*EXERCISE DIRECTIONS:*
Copy out all the lines in the records that include the word "apps".

*Stored entries:*

★ ★ ★ ★

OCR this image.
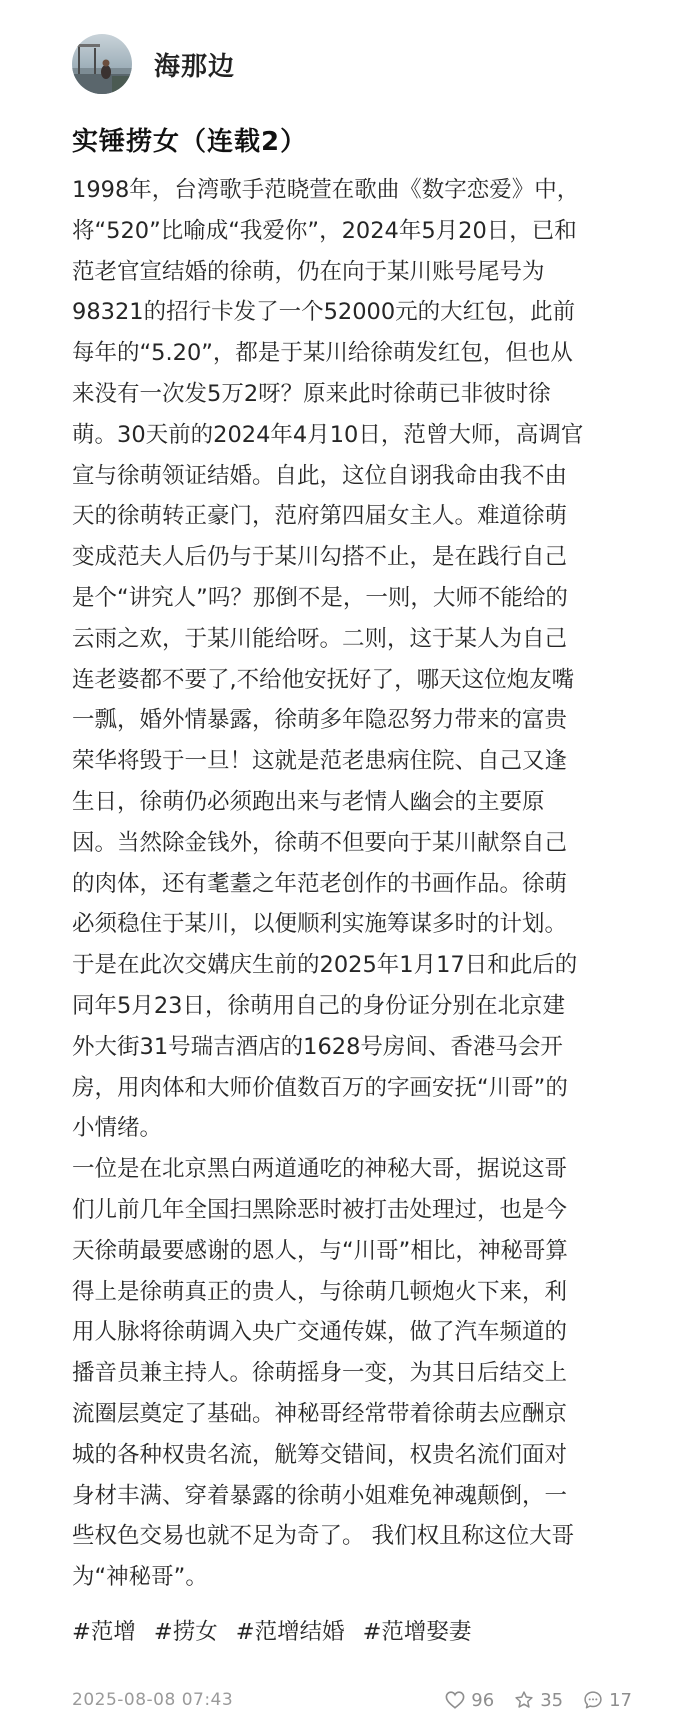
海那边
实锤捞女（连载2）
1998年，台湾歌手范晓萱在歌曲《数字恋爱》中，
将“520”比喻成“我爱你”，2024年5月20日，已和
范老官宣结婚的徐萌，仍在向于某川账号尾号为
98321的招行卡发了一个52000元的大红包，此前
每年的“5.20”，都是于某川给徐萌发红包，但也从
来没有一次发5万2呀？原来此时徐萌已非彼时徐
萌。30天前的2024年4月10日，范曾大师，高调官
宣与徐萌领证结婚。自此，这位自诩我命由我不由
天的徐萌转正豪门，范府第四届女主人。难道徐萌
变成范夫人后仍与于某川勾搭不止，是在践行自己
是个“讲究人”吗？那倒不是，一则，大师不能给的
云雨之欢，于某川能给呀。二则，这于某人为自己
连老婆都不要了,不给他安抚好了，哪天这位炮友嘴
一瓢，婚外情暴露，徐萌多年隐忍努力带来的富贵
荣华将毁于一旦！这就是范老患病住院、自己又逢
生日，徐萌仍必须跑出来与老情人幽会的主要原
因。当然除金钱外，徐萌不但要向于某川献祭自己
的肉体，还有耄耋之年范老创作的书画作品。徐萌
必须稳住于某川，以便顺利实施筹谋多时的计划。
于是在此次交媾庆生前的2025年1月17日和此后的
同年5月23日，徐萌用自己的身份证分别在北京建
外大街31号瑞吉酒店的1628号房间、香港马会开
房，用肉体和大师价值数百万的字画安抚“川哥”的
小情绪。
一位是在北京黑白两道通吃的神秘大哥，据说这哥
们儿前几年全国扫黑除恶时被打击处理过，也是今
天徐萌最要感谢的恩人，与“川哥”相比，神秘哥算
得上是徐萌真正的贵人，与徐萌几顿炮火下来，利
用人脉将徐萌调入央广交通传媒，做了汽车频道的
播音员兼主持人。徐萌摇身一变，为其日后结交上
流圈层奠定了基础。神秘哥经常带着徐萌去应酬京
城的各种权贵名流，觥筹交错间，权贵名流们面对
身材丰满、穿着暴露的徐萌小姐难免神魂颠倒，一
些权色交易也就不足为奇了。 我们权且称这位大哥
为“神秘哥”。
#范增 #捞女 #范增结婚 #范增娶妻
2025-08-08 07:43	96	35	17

★ ★ ★ ★

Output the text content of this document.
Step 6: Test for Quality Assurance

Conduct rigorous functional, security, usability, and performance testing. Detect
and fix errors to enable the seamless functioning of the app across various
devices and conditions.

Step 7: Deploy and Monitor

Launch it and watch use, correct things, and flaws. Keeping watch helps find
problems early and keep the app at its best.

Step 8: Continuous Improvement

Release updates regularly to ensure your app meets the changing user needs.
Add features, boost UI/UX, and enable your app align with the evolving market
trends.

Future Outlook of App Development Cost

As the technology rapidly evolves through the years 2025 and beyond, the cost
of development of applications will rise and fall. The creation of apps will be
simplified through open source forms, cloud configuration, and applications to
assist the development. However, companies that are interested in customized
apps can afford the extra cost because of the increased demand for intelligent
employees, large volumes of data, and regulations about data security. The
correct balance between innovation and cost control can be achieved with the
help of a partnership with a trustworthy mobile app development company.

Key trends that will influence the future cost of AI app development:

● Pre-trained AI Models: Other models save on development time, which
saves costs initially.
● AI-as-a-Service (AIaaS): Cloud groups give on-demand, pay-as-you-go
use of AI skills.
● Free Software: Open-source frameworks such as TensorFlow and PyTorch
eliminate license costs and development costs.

★ ★ ★ ★

*ANSWER TO THIS EXERCISE:*
of development of applications will rise and fall. The creation of apps will be
apps can afford the extra cost because of the increased demand for intelligent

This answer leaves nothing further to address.